Set problem: Make an exact copy of all the entries, but do not reproduce the pictures.

Stored entries:

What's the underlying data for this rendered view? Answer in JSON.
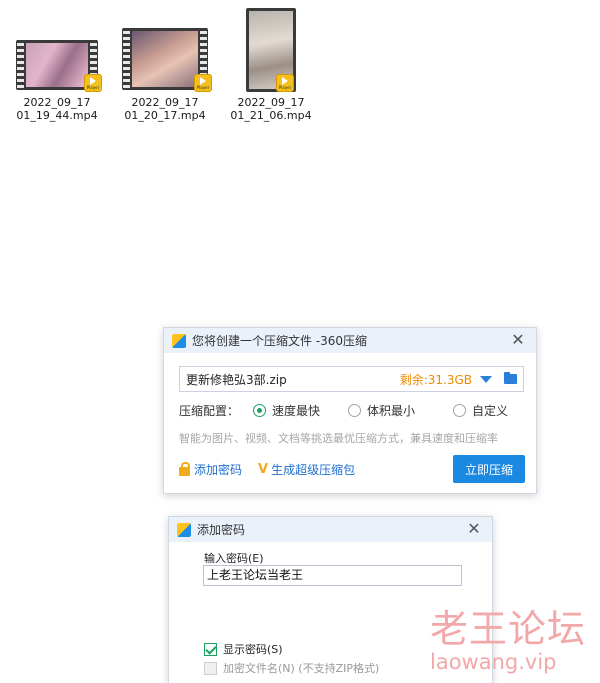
{
  "files": [
    {
      "name_line1": "2022_09_17",
      "name_line2": "01_19_44.mp4",
      "badge": "Player"
    },
    {
      "name_line1": "2022_09_17",
      "name_line2": "01_20_17.mp4",
      "badge": "Player"
    },
    {
      "name_line1": "2022_09_17",
      "name_line2": "01_21_06.mp4",
      "badge": "Player"
    }
  ],
  "compress_dialog": {
    "title": "您将创建一个压缩文件 -360压缩",
    "close": "✕",
    "filename": "更新修艳弘3部.zip",
    "free_space": "剩余:31.3GB",
    "config_label": "压缩配置：",
    "options": [
      "速度最快",
      "体积最小",
      "自定义"
    ],
    "selected_option": "速度最快",
    "hint": "智能为图片、视频、文档等挑选最优压缩方式，兼具速度和压缩率",
    "add_password": "添加密码",
    "super_pack": "生成超级压缩包",
    "compress_button": "立即压缩"
  },
  "password_dialog": {
    "title": "添加密码",
    "close": "✕",
    "input_label": "输入密码(E)",
    "password_value": "上老王论坛当老王",
    "show_password": "显示密码(S)",
    "encrypt_names": "加密文件名(N) (不支持ZIP格式)"
  },
  "watermark": {
    "cn": "老王论坛",
    "en": "laowang.vip"
  },
  "colors": {
    "accent": "#1b88e2",
    "free_space": "#f08a00",
    "radio_on": "#1aa260",
    "watermark": "#f2a8a8"
  }
}
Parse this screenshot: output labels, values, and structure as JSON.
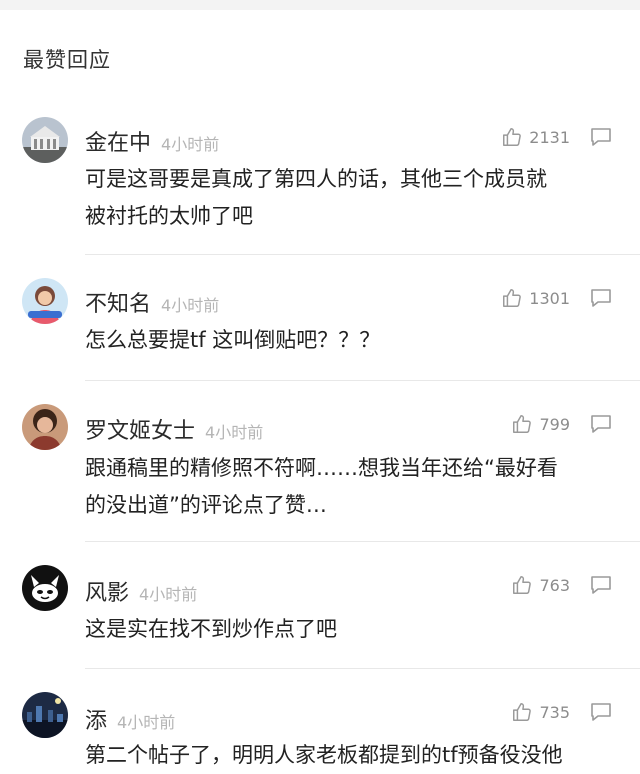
{
  "section_title": "最赞回应",
  "comments": [
    {
      "name": "金在中",
      "time": "4小时前",
      "likes": "2131",
      "avatar": "building-avatar",
      "lines": [
        "可是这哥要是真成了第四人的话，其他三个成员就",
        "被衬托的太帅了吧"
      ]
    },
    {
      "name": "不知名",
      "time": "4小时前",
      "likes": "1301",
      "avatar": "woman-avatar",
      "lines": [
        "怎么总要提tf 这叫倒贴吧？？？"
      ]
    },
    {
      "name": "罗文姬女士",
      "time": "4小时前",
      "likes": "799",
      "avatar": "lady-avatar",
      "lines": [
        "跟通稿里的精修照不符啊……想我当年还给“最好看",
        "的没出道”的评论点了赞…"
      ]
    },
    {
      "name": "风影",
      "time": "4小时前",
      "likes": "763",
      "avatar": "cat-avatar",
      "lines": [
        "这是实在找不到炒作点了吧"
      ]
    },
    {
      "name": "添",
      "time": "4小时前",
      "likes": "735",
      "avatar": "night-city-avatar",
      "lines": [
        "第二个帖子了，明明人家老板都提到的tf预备役没他"
      ]
    }
  ]
}
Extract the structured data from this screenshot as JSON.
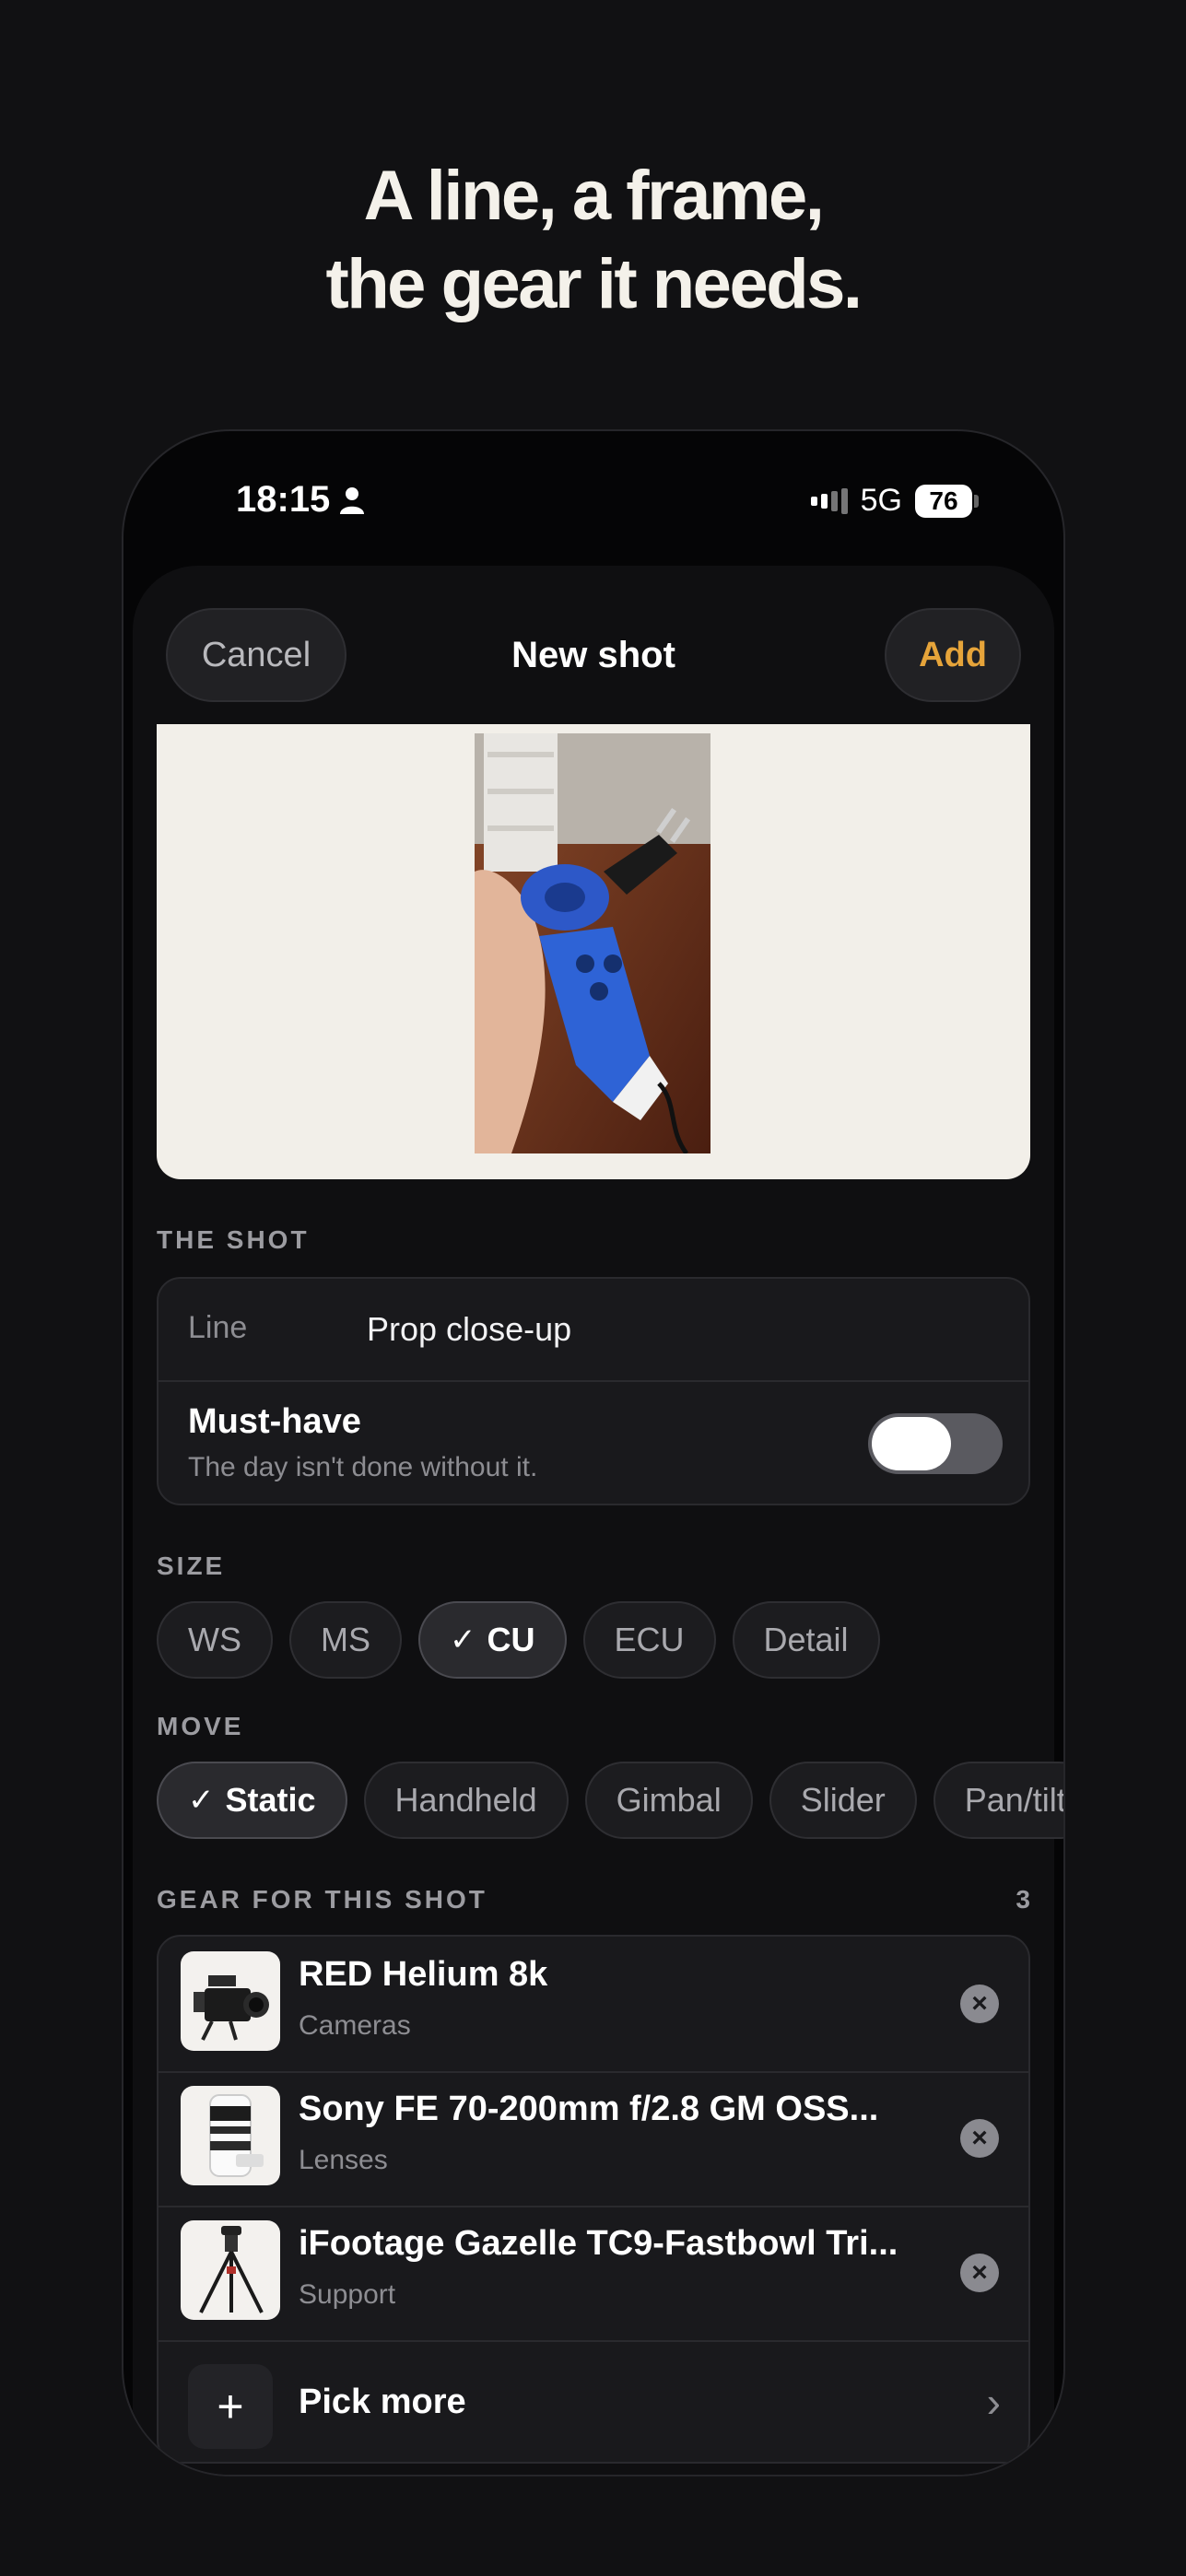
{
  "headline": {
    "line1": "A line, a frame,",
    "line2": "the gear it needs."
  },
  "status_bar": {
    "time": "18:15",
    "network": "5G",
    "battery": "76"
  },
  "nav": {
    "cancel": "Cancel",
    "title": "New shot",
    "add": "Add"
  },
  "the_shot": {
    "section_label": "THE SHOT",
    "line_label": "Line",
    "line_value": "Prop close-up",
    "must_have_title": "Must-have",
    "must_have_subtitle": "The day isn't done without it.",
    "must_have_on": false
  },
  "size": {
    "section_label": "SIZE",
    "options": [
      "WS",
      "MS",
      "CU",
      "ECU",
      "Detail"
    ],
    "selected": "CU"
  },
  "move": {
    "section_label": "MOVE",
    "options": [
      "Static",
      "Handheld",
      "Gimbal",
      "Slider",
      "Pan/tilt"
    ],
    "selected": "Static"
  },
  "gear": {
    "section_label": "GEAR FOR THIS SHOT",
    "count": "3",
    "items": [
      {
        "name": "RED Helium 8k",
        "category": "Cameras",
        "icon": "camera-thumb"
      },
      {
        "name": "Sony FE 70-200mm f/2.8 GM OSS...",
        "category": "Lenses",
        "icon": "lens-thumb"
      },
      {
        "name": "iFootage Gazelle TC9-Fastbowl Tri...",
        "category": "Support",
        "icon": "tripod-thumb"
      }
    ],
    "pick_more": "Pick more"
  },
  "colors": {
    "accent": "#e6a43a",
    "background": "#111113",
    "card": "#19191c"
  }
}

Response for this exercise:
What's the underlying data for this rendered view? Answer in JSON.
{
  "files": [
    {
      "name_line1": "2022_09_17",
      "name_line2": "01_19_44.mp4",
      "badge": "Player"
    },
    {
      "name_line1": "2022_09_17",
      "name_line2": "01_20_17.mp4",
      "badge": "Player"
    },
    {
      "name_line1": "2022_09_17",
      "name_line2": "01_21_06.mp4",
      "badge": "Player"
    }
  ],
  "compress_dialog": {
    "title": "您将创建一个压缩文件 -360压缩",
    "close": "✕",
    "filename": "更新修艳弘3部.zip",
    "free_space": "剩余:31.3GB",
    "config_label": "压缩配置：",
    "options": [
      "速度最快",
      "体积最小",
      "自定义"
    ],
    "selected_option": "速度最快",
    "hint": "智能为图片、视频、文档等挑选最优压缩方式，兼具速度和压缩率",
    "add_password": "添加密码",
    "super_pack": "生成超级压缩包",
    "compress_button": "立即压缩"
  },
  "password_dialog": {
    "title": "添加密码",
    "close": "✕",
    "input_label": "输入密码(E)",
    "password_value": "上老王论坛当老王",
    "show_password": "显示密码(S)",
    "encrypt_names": "加密文件名(N) (不支持ZIP格式)"
  },
  "watermark": {
    "cn": "老王论坛",
    "en": "laowang.vip"
  },
  "colors": {
    "accent": "#1b88e2",
    "free_space": "#f08a00",
    "radio_on": "#1aa260",
    "watermark": "#f2a8a8"
  }
}
Parse this screenshot: output labels, values, and structure as JSON.
{
  "section_title": "最赞回应",
  "comments": [
    {
      "name": "金在中",
      "time": "4小时前",
      "likes": "2131",
      "avatar": "building-avatar",
      "lines": [
        "可是这哥要是真成了第四人的话，其他三个成员就",
        "被衬托的太帅了吧"
      ]
    },
    {
      "name": "不知名",
      "time": "4小时前",
      "likes": "1301",
      "avatar": "woman-avatar",
      "lines": [
        "怎么总要提tf 这叫倒贴吧？？？"
      ]
    },
    {
      "name": "罗文姬女士",
      "time": "4小时前",
      "likes": "799",
      "avatar": "lady-avatar",
      "lines": [
        "跟通稿里的精修照不符啊……想我当年还给“最好看",
        "的没出道”的评论点了赞…"
      ]
    },
    {
      "name": "风影",
      "time": "4小时前",
      "likes": "763",
      "avatar": "cat-avatar",
      "lines": [
        "这是实在找不到炒作点了吧"
      ]
    },
    {
      "name": "添",
      "time": "4小时前",
      "likes": "735",
      "avatar": "night-city-avatar",
      "lines": [
        "第二个帖子了，明明人家老板都提到的tf预备役没他"
      ]
    }
  ]
}
Extract the structured data from this screenshot as JSON.
{
  "headline": {
    "line1": "A line, a frame,",
    "line2": "the gear it needs."
  },
  "status_bar": {
    "time": "18:15",
    "network": "5G",
    "battery": "76"
  },
  "nav": {
    "cancel": "Cancel",
    "title": "New shot",
    "add": "Add"
  },
  "the_shot": {
    "section_label": "THE SHOT",
    "line_label": "Line",
    "line_value": "Prop close-up",
    "must_have_title": "Must-have",
    "must_have_subtitle": "The day isn't done without it.",
    "must_have_on": false
  },
  "size": {
    "section_label": "SIZE",
    "options": [
      "WS",
      "MS",
      "CU",
      "ECU",
      "Detail"
    ],
    "selected": "CU"
  },
  "move": {
    "section_label": "MOVE",
    "options": [
      "Static",
      "Handheld",
      "Gimbal",
      "Slider",
      "Pan/tilt"
    ],
    "selected": "Static"
  },
  "gear": {
    "section_label": "GEAR FOR THIS SHOT",
    "count": "3",
    "items": [
      {
        "name": "RED Helium 8k",
        "category": "Cameras",
        "icon": "camera-thumb"
      },
      {
        "name": "Sony FE 70-200mm f/2.8 GM OSS...",
        "category": "Lenses",
        "icon": "lens-thumb"
      },
      {
        "name": "iFootage Gazelle TC9-Fastbowl Tri...",
        "category": "Support",
        "icon": "tripod-thumb"
      }
    ],
    "pick_more": "Pick more"
  },
  "colors": {
    "accent": "#e6a43a",
    "background": "#111113",
    "card": "#19191c"
  }
}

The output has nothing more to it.